* Task instructions
In the material below, the lines containing the word "title" are required; copy each of them.

* Figure record listings
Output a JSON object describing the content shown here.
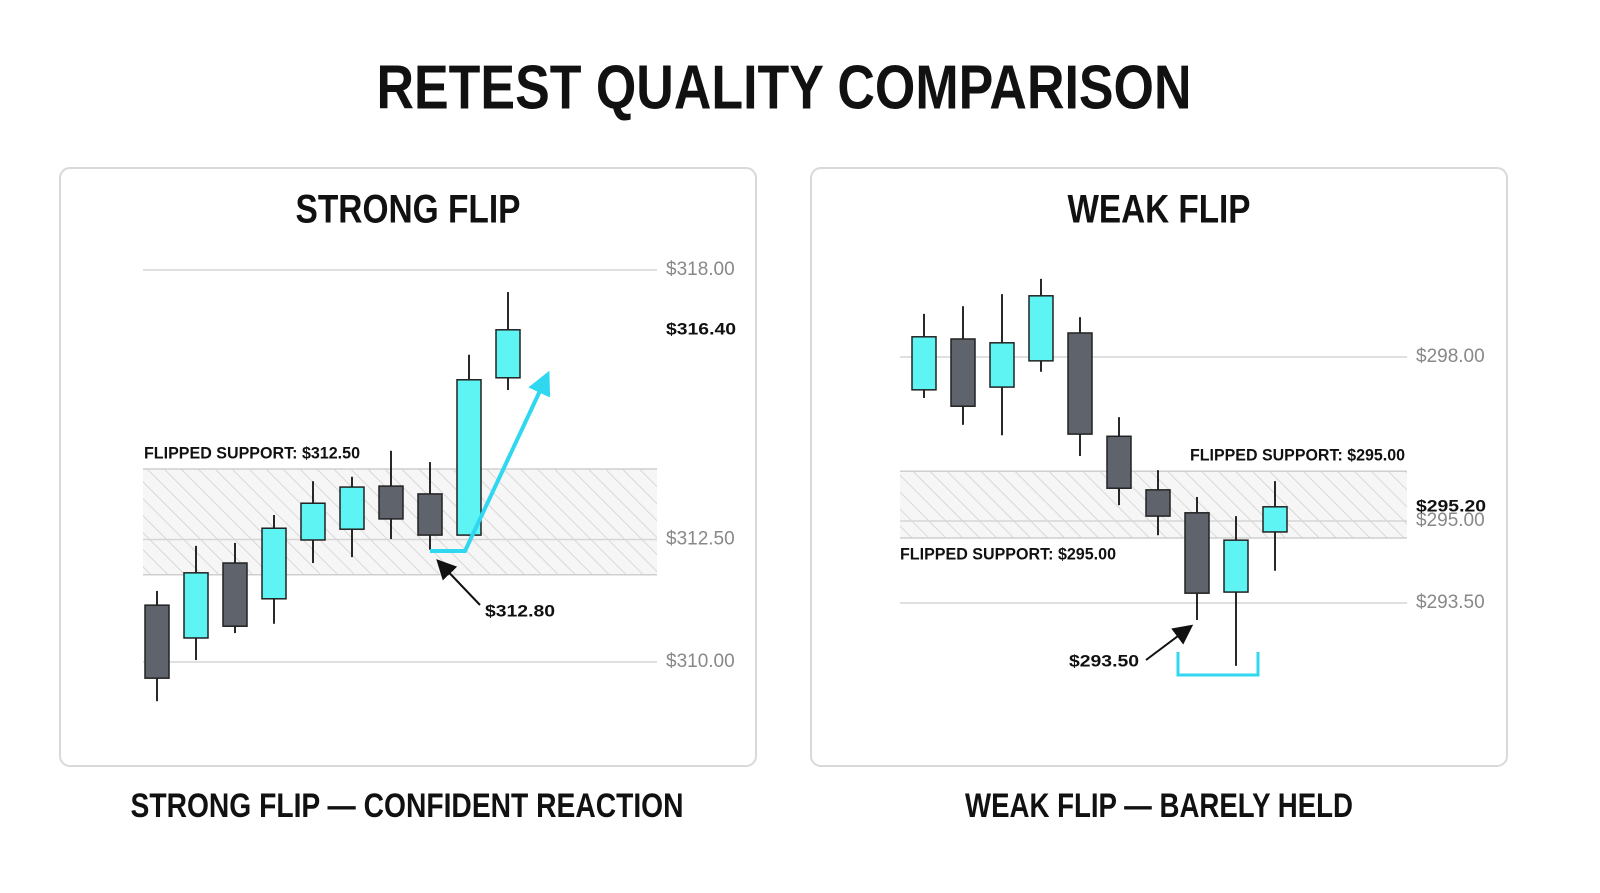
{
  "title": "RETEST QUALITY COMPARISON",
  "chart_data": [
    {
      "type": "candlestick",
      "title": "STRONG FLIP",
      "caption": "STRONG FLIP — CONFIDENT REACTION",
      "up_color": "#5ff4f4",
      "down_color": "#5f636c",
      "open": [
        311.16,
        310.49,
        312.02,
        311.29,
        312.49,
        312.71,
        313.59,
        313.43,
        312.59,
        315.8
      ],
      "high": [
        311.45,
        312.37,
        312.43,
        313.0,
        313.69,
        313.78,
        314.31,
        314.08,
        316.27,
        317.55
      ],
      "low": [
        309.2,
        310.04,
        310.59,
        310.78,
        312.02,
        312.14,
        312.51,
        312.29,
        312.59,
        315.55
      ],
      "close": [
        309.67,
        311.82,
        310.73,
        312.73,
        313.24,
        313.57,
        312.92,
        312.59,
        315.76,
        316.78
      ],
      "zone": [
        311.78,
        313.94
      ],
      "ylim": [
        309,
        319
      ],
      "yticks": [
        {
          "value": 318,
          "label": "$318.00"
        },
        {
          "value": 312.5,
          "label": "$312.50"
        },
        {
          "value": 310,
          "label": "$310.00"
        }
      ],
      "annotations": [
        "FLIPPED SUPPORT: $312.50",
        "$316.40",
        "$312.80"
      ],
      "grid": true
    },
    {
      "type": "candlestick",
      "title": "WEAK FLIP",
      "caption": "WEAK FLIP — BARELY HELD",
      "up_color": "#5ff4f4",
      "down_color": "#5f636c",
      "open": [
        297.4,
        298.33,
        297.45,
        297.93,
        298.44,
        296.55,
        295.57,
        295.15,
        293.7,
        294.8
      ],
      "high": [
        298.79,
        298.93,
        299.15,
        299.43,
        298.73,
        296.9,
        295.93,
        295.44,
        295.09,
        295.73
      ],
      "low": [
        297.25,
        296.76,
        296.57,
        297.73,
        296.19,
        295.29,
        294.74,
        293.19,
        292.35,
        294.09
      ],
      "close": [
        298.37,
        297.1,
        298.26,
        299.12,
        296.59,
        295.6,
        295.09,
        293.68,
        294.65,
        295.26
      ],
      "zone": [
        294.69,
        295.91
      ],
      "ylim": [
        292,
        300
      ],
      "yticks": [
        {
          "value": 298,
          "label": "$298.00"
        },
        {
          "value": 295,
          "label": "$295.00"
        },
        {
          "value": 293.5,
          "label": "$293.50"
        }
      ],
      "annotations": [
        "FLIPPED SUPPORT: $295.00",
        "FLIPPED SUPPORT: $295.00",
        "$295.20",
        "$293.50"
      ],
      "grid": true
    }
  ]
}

* Answer to the exercise
  "title": "RETEST QUALITY COMPARISON",
      "title": "STRONG FLIP",
      "title": "WEAK FLIP",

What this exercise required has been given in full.